## [Soal]
Tuliskan ulang tanpa perubahan bagian artikel tentang krisis air di Pasie Laweh, mulai dari "13 Nov 2025" hingga dan termasuk "terbuka ke permukaan.".

======== Teks Hasil Ekstraksi

Redaksi Sumbar

Wali Nagari Pasie Laweh, Hidayat, S.Pd., M.Pd.T., memimpin rapat bersama tokoh masyarakat di Aula Kantor Wali Nagari—suasana tegang namun penuh desakan mencari solusi atas krisis air bersih yang membelah warga.

Sabotase Pipa dan Aroma Politik di Balik Krisis Air Pasie Laweh

13 Nov 2025 - 268 View

Wali Nagari Pasie Laweh, Hidayat, S.Pd., M.Pd.T., memimpin rapat bersama tokoh masyarakat di Aula Kantor Wali Nagari—suasana tegang namun penuh desakan mencari solusi atas krisis air bersih yang membelah warga.

Tanah Datar, RedaksiDaerah.com — Bara konflik di Nagari Pasie Laweh, Kecamatan Sungai Tarab, Kabupaten Tanah Datar, kini bukan sekadar soal aliran air bersih. Isu teknis yang mestinya bisa diselesaikan lewat musyawarah, justru menjelma jadi pusaran politik dan kepentingan pribadi. Dari dugaan sabotase pipa hingga kepentingan politik tersembunyi, semua mulai terbuka ke permukaan.

 

Kisruh ini bermula dari penghentian aliran air dari Jorong Talang Dasun ke Jorong Lurah Ampang. Air bersih yang selama empat hingga lima tahun terakhir mengalir lancar, tiba-tiba dihentikan tanpa alasan teknis yang jelas. Namun, yang mengejutkan, permasalahan ini mencuat tepat saat suhu politik nagari mulai meningkat menjelang agenda pemerintahan baru. “Kalau selama ini lancar, kok sekarang jadi ribut? Ada apa?” sindir Wali Nagari Pasie Laweh, Hidayat, S.Pd., M.Pd.T, saat diwawancarai wartawan, Kamis (13/11/2025).

 

Wali Nagari Hidayat tak menutupi kecurigaannya bahwa ada motif politik di balik polemik air bersih tersebut. Ia menilai, isu air ini sengaja dipelintir untuk mencoreng kredibilitas pemerintah nagari. “Saya mau tahu, kalau nanti ada pergantian wali nagari, apakah air ini akan dibongkar juga? Kalau iya, berarti ini bukan soal air, tapi soal kursi,” tegasnya.

 

Lebih jauh, Hidayat membenarkan adanya aksi sabotase terhadap pipa air—infrastruktur yang notabene milik negara. Ia mengecam keras tindakan tersebut. “Saya kecewa berat. Ini bukan pipa pribadi, ini aset negara. Kalau rusak, yang rugi bukan saya, tapi masyarakat,” ujarnya. Pemerintah nagari, katanya, masih menahan diri untuk tidak membawa kasus ini ke ranah hukum, meskipun opsi itu terbuka lebar. “Kalau nanti negara menuntut, ya kita proses. Tidak boleh dibiarkan.”

================
======== Entri

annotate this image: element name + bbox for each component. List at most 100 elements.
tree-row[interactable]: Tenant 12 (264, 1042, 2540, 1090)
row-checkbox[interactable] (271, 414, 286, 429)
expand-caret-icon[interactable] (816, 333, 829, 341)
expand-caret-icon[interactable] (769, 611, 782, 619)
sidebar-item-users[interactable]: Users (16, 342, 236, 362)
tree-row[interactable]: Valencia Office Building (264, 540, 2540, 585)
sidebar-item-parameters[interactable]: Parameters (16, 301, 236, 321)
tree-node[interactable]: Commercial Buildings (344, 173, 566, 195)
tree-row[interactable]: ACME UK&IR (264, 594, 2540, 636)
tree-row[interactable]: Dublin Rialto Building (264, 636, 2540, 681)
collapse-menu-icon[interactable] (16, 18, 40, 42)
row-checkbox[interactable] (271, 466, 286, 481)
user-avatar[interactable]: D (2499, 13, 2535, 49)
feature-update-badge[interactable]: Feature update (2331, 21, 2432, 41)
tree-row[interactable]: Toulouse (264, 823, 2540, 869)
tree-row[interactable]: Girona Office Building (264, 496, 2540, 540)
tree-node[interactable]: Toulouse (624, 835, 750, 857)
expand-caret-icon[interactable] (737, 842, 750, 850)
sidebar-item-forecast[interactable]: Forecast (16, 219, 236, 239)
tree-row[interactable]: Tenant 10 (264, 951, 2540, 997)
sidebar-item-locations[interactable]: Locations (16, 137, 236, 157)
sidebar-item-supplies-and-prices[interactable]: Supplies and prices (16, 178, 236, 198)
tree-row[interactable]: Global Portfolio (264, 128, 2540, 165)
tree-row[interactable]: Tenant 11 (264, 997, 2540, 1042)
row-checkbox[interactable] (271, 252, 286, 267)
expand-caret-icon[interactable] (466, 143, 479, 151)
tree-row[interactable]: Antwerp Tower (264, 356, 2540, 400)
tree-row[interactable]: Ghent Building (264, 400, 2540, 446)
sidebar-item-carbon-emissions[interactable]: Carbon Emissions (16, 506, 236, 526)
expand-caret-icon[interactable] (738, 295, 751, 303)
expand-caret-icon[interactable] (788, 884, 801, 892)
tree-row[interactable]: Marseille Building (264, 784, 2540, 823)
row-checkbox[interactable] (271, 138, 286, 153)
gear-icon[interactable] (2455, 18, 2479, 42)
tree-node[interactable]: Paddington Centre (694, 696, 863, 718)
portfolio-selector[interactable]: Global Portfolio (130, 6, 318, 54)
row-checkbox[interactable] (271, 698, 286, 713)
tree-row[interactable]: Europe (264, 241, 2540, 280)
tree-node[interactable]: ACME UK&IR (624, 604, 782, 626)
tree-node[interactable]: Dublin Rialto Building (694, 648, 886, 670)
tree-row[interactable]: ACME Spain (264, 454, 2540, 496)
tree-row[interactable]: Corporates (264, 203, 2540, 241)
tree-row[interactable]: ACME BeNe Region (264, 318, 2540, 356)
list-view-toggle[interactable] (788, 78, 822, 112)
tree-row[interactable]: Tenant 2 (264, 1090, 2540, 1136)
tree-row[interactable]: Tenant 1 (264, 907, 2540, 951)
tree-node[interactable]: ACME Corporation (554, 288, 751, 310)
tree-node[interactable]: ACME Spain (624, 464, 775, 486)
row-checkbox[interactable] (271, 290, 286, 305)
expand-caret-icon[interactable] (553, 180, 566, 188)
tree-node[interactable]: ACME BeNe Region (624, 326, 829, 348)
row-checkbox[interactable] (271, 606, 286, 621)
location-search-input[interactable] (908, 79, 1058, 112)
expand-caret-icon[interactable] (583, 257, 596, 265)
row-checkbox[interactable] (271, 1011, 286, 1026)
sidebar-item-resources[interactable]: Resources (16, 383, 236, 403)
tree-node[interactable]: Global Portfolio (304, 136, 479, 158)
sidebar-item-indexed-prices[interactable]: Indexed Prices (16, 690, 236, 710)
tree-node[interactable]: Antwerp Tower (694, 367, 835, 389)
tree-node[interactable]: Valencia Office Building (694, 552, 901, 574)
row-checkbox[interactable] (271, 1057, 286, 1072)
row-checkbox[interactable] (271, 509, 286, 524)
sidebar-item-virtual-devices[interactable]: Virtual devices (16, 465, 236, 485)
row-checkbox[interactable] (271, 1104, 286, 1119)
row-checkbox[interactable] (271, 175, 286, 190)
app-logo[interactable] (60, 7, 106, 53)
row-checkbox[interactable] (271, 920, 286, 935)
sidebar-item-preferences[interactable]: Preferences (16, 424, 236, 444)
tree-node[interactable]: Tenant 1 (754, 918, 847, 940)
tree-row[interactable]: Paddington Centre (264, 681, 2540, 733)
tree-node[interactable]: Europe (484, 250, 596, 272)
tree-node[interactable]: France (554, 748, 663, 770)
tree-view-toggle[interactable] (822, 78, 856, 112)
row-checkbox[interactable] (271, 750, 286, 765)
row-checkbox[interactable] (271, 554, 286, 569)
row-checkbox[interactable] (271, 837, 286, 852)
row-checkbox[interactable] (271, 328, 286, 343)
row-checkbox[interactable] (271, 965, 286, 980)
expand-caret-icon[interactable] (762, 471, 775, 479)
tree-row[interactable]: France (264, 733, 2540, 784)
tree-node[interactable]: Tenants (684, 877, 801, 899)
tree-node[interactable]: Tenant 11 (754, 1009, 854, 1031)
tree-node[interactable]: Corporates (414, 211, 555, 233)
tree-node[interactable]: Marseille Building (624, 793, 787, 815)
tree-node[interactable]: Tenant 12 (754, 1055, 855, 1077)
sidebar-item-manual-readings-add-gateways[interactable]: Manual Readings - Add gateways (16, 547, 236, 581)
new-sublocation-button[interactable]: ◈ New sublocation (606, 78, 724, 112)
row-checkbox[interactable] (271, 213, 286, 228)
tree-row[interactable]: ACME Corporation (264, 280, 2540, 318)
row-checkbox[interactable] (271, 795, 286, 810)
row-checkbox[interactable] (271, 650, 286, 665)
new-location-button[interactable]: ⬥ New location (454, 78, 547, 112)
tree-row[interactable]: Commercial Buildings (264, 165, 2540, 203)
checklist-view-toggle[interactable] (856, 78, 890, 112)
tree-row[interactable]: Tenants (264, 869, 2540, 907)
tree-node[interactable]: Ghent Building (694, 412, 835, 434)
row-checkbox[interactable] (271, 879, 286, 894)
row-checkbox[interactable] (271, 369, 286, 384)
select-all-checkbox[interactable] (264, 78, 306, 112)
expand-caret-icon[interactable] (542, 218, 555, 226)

================

## [Jawaban Lengkap]
13 Nov 2025 - 268 View

Wali Nagari Pasie Laweh, Hidayat, S.Pd., M.Pd.T., memimpin rapat bersama tokoh masyarakat di Aula Kantor Wali Nagari—suasana tegang namun penuh desakan mencari solusi atas krisis air bersih yang membelah warga.

Tanah Datar, RedaksiDaerah.com — Bara konflik di Nagari Pasie Laweh, Kecamatan Sungai Tarab, Kabupaten Tanah Datar, kini bukan sekadar soal aliran air bersih. Isu teknis yang mestinya bisa diselesaikan lewat musyawarah, justru menjelma jadi pusaran politik dan kepentingan pribadi. Dari dugaan sabotase pipa hingga kepentingan politik tersembunyi, semua mulai terbuka ke permukaan.